- DESCRIPTION OF THE TASK -
From the listing that follows, output everything exactly except the pictures.

- AVAILABLE DATA -

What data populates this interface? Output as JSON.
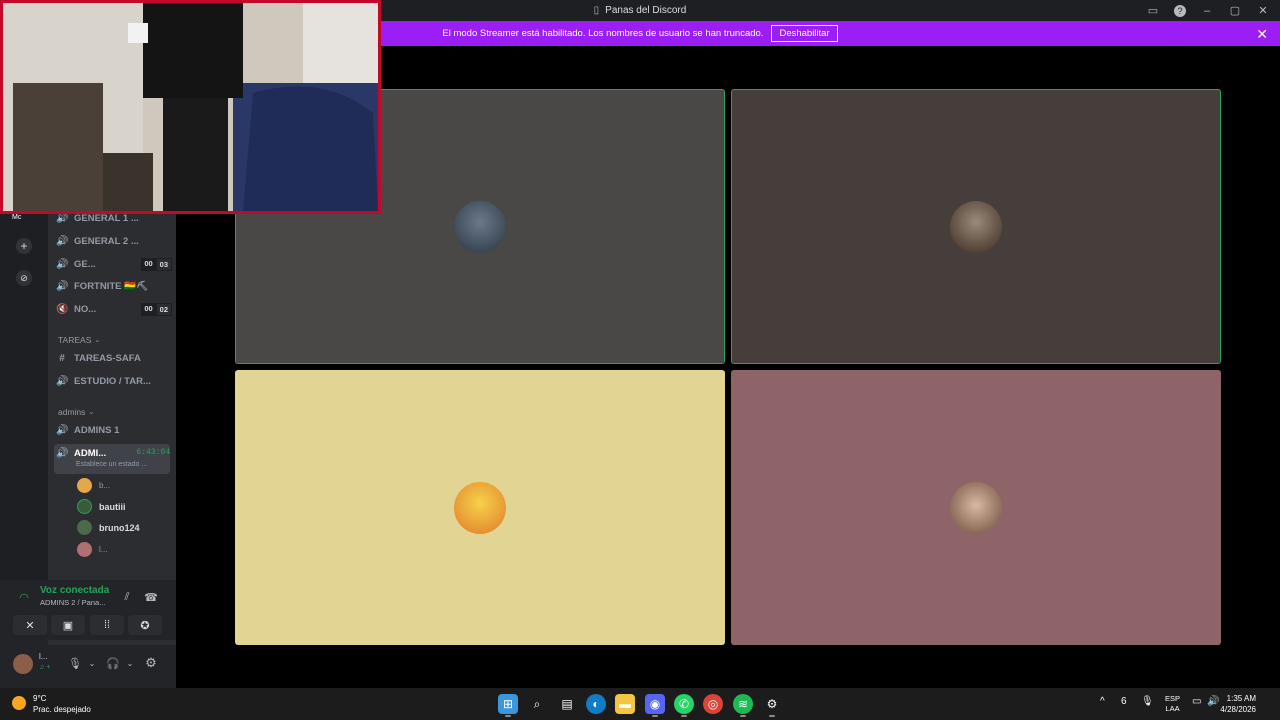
{
  "window": {
    "title": "Panas del Discord",
    "title_icon": "discord-frame-icon",
    "controls": [
      "inbox-icon",
      "help-icon",
      "minimize-icon",
      "maximize-icon",
      "close-icon"
    ]
  },
  "banner": {
    "message": "El modo Streamer está habilitado. Los nombres de usuario se han truncado.",
    "button_label": "Deshabilitar",
    "close_glyph": "✕",
    "color": "#9b1ff5"
  },
  "guild_rail": {
    "server_abbrev": "Mc",
    "add_glyph": "+",
    "discover_glyph": "⊘"
  },
  "channels": [
    {
      "icon": "🔊",
      "name": "GENERAL 1 ..."
    },
    {
      "icon": "🔊",
      "name": "GENERAL 2 ..."
    },
    {
      "icon": "🔊",
      "name": "GE...",
      "count_a": "00",
      "count_b": "03"
    },
    {
      "icon": "🔊",
      "name": "FORTNITE 🇧🇴⛏"
    },
    {
      "icon": "🔇",
      "name": "NO...",
      "count_a": "00",
      "count_b": "02"
    }
  ],
  "categories": {
    "tareas": "TAREAS",
    "admins": "admins"
  },
  "tareas_channels": [
    {
      "icon": "#",
      "name": "TAREAS-SAFA"
    },
    {
      "icon": "🔊",
      "name": "ESTUDIO / TAR..."
    }
  ],
  "admins_channels": [
    {
      "icon": "🔊",
      "name": "ADMINS 1"
    }
  ],
  "active_channel": {
    "icon": "🔊",
    "name": "ADMI...",
    "timer": "6:43:04",
    "status": "Establece un estado ..."
  },
  "members": [
    {
      "name": "b...",
      "color": "#e6a64b"
    },
    {
      "name": "bautiii",
      "color": "#3a5a3a"
    },
    {
      "name": "bruno124",
      "color": "#4a6a4a"
    },
    {
      "name": "l...",
      "color": "#b07070"
    }
  ],
  "voice": {
    "connected_label": "Voz conectada",
    "channel_sub": "ADMINS 2 / Pana...",
    "signal_icon": "signal-icon",
    "noise_icon": "noise-suppression-icon",
    "disconnect_glyph": "☎",
    "buttons": [
      "✕",
      "▣",
      "⁞⁞",
      "✪"
    ]
  },
  "user": {
    "name": "l...",
    "sub": "♫ +"
  },
  "tiles": [
    {
      "bg": "#4a4747",
      "speaking": true,
      "avatar": "#3a4a5a"
    },
    {
      "bg": "#463e3a",
      "speaking": true,
      "avatar": "#5a4a3a"
    },
    {
      "bg": "#e2d594",
      "speaking": false,
      "avatar": "#e59a3a"
    },
    {
      "bg": "#8f6468",
      "speaking": false,
      "avatar": "#c6a48a"
    }
  ],
  "taskbar": {
    "weather_temp": "9°C",
    "weather_desc": "Prac. despejado",
    "lang_1": "ESP",
    "lang_2": "LAA",
    "time": "1:35 AM",
    "date": "4/28/2026",
    "tray_glyphs": [
      "^",
      "6",
      "🎙"
    ],
    "apps": [
      {
        "name": "start",
        "glyph": "⊞",
        "color": "#3a96dd"
      },
      {
        "name": "search",
        "glyph": "⌕",
        "color": "#1c1c1c"
      },
      {
        "name": "task-view",
        "glyph": "▤",
        "color": "#1c1c1c"
      },
      {
        "name": "edge",
        "glyph": "◐",
        "color": "#0f7cc4"
      },
      {
        "name": "explorer",
        "glyph": "▬",
        "color": "#f4c542"
      },
      {
        "name": "discord",
        "glyph": "◉",
        "color": "#5865f2"
      },
      {
        "name": "whatsapp",
        "glyph": "✆",
        "color": "#25d366"
      },
      {
        "name": "chrome",
        "glyph": "◎",
        "color": "#db4437"
      },
      {
        "name": "spotify",
        "glyph": "≋",
        "color": "#1db954"
      },
      {
        "name": "gear-app",
        "glyph": "⚙",
        "color": "#1c1c1c"
      }
    ]
  }
}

- SOLVED EXERCISE -
What data populates this interface? Output as JSON.
{
  "window": {
    "title": "Panas del Discord",
    "title_icon": "discord-frame-icon",
    "controls": [
      "inbox-icon",
      "help-icon",
      "minimize-icon",
      "maximize-icon",
      "close-icon"
    ]
  },
  "banner": {
    "message": "El modo Streamer está habilitado. Los nombres de usuario se han truncado.",
    "button_label": "Deshabilitar",
    "close_glyph": "✕",
    "color": "#9b1ff5"
  },
  "guild_rail": {
    "server_abbrev": "Mc",
    "add_glyph": "+",
    "discover_glyph": "⊘"
  },
  "channels": [
    {
      "icon": "🔊",
      "name": "GENERAL 1 ..."
    },
    {
      "icon": "🔊",
      "name": "GENERAL 2 ..."
    },
    {
      "icon": "🔊",
      "name": "GE...",
      "count_a": "00",
      "count_b": "03"
    },
    {
      "icon": "🔊",
      "name": "FORTNITE 🇧🇴⛏"
    },
    {
      "icon": "🔇",
      "name": "NO...",
      "count_a": "00",
      "count_b": "02"
    }
  ],
  "categories": {
    "tareas": "TAREAS",
    "admins": "admins"
  },
  "tareas_channels": [
    {
      "icon": "#",
      "name": "TAREAS-SAFA"
    },
    {
      "icon": "🔊",
      "name": "ESTUDIO / TAR..."
    }
  ],
  "admins_channels": [
    {
      "icon": "🔊",
      "name": "ADMINS 1"
    }
  ],
  "active_channel": {
    "icon": "🔊",
    "name": "ADMI...",
    "timer": "6:43:04",
    "status": "Establece un estado ..."
  },
  "members": [
    {
      "name": "b...",
      "color": "#e6a64b"
    },
    {
      "name": "bautiii",
      "color": "#3a5a3a"
    },
    {
      "name": "bruno124",
      "color": "#4a6a4a"
    },
    {
      "name": "l...",
      "color": "#b07070"
    }
  ],
  "voice": {
    "connected_label": "Voz conectada",
    "channel_sub": "ADMINS 2 / Pana...",
    "signal_icon": "signal-icon",
    "noise_icon": "noise-suppression-icon",
    "disconnect_glyph": "☎",
    "buttons": [
      "✕",
      "▣",
      "⁞⁞",
      "✪"
    ]
  },
  "user": {
    "name": "l...",
    "sub": "♫ +"
  },
  "tiles": [
    {
      "bg": "#4a4747",
      "speaking": true,
      "avatar": "#3a4a5a"
    },
    {
      "bg": "#463e3a",
      "speaking": true,
      "avatar": "#5a4a3a"
    },
    {
      "bg": "#e2d594",
      "speaking": false,
      "avatar": "#e59a3a"
    },
    {
      "bg": "#8f6468",
      "speaking": false,
      "avatar": "#c6a48a"
    }
  ],
  "taskbar": {
    "weather_temp": "9°C",
    "weather_desc": "Prac. despejado",
    "lang_1": "ESP",
    "lang_2": "LAA",
    "time": "1:35 AM",
    "date": "4/28/2026",
    "tray_glyphs": [
      "^",
      "6",
      "🎙"
    ],
    "apps": [
      {
        "name": "start",
        "glyph": "⊞",
        "color": "#3a96dd"
      },
      {
        "name": "search",
        "glyph": "⌕",
        "color": "#1c1c1c"
      },
      {
        "name": "task-view",
        "glyph": "▤",
        "color": "#1c1c1c"
      },
      {
        "name": "edge",
        "glyph": "◐",
        "color": "#0f7cc4"
      },
      {
        "name": "explorer",
        "glyph": "▬",
        "color": "#f4c542"
      },
      {
        "name": "discord",
        "glyph": "◉",
        "color": "#5865f2"
      },
      {
        "name": "whatsapp",
        "glyph": "✆",
        "color": "#25d366"
      },
      {
        "name": "chrome",
        "glyph": "◎",
        "color": "#db4437"
      },
      {
        "name": "spotify",
        "glyph": "≋",
        "color": "#1db954"
      },
      {
        "name": "gear-app",
        "glyph": "⚙",
        "color": "#1c1c1c"
      }
    ]
  }
}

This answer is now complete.